### [Task directions]
Wherever the word "磁性增强" shows up in a line, please copy that line.

### [Records provided]

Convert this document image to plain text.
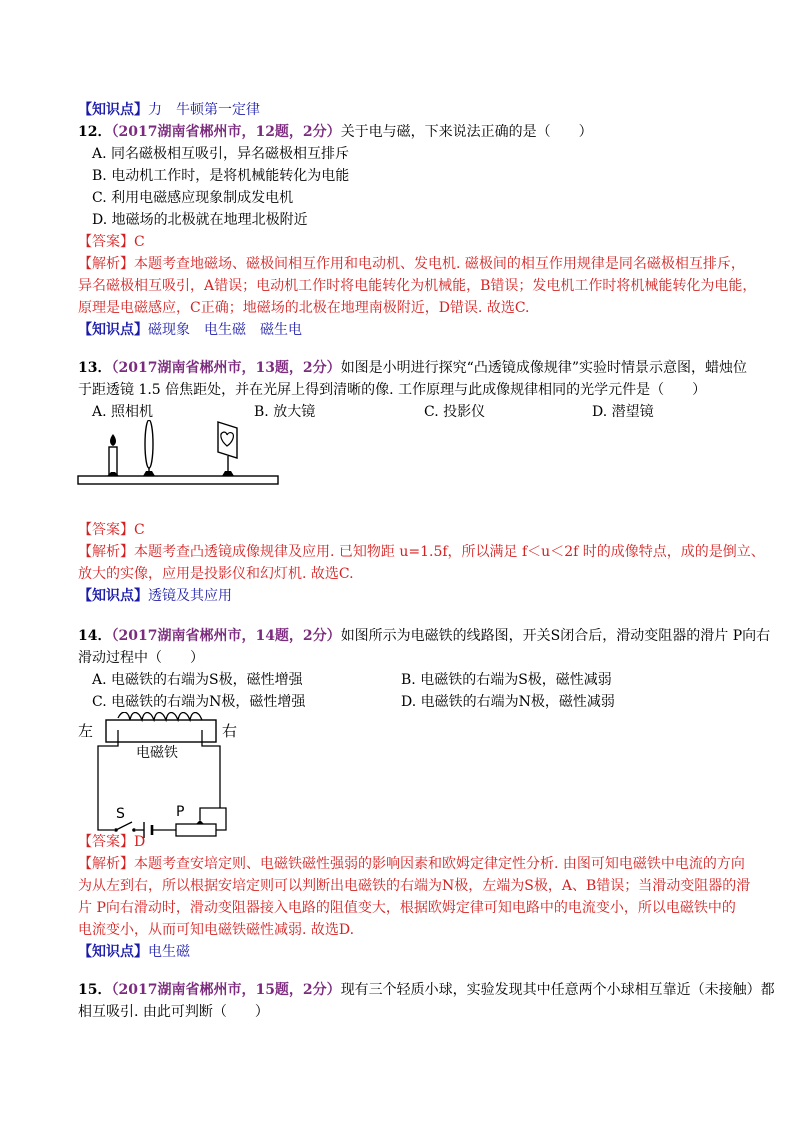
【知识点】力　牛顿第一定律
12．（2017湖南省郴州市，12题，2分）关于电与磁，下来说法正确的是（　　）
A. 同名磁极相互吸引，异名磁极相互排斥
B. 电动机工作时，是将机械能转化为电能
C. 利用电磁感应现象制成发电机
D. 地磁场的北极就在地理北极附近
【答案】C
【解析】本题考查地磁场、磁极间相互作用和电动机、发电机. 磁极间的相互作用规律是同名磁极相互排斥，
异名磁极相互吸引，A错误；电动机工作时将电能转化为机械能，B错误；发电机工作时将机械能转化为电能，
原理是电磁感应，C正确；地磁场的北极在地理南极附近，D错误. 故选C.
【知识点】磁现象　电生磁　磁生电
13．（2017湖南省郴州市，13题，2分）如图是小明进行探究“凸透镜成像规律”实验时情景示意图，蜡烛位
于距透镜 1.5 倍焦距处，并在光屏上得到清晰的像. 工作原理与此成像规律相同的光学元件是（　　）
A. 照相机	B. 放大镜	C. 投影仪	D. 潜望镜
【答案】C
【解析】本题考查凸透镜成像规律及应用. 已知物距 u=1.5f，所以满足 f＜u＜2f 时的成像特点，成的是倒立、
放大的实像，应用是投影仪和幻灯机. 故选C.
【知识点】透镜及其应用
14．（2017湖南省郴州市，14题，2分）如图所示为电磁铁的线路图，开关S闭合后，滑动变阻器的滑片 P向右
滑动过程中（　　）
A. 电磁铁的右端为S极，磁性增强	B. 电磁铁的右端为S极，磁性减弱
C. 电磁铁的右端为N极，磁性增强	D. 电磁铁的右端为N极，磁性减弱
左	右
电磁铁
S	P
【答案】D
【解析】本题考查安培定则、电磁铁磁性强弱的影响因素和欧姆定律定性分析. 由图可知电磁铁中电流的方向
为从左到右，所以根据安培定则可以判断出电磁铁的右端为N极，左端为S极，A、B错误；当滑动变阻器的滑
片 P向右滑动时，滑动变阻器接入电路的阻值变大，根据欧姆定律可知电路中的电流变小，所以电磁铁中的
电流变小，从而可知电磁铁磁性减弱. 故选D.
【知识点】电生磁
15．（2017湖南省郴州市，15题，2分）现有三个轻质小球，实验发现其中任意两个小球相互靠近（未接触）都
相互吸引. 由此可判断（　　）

### [Result]
A. 电磁铁的右端为S极，磁性增强	B. 电磁铁的右端为S极，磁性减弱
C. 电磁铁的右端为N极，磁性增强	D. 电磁铁的右端为N极，磁性减弱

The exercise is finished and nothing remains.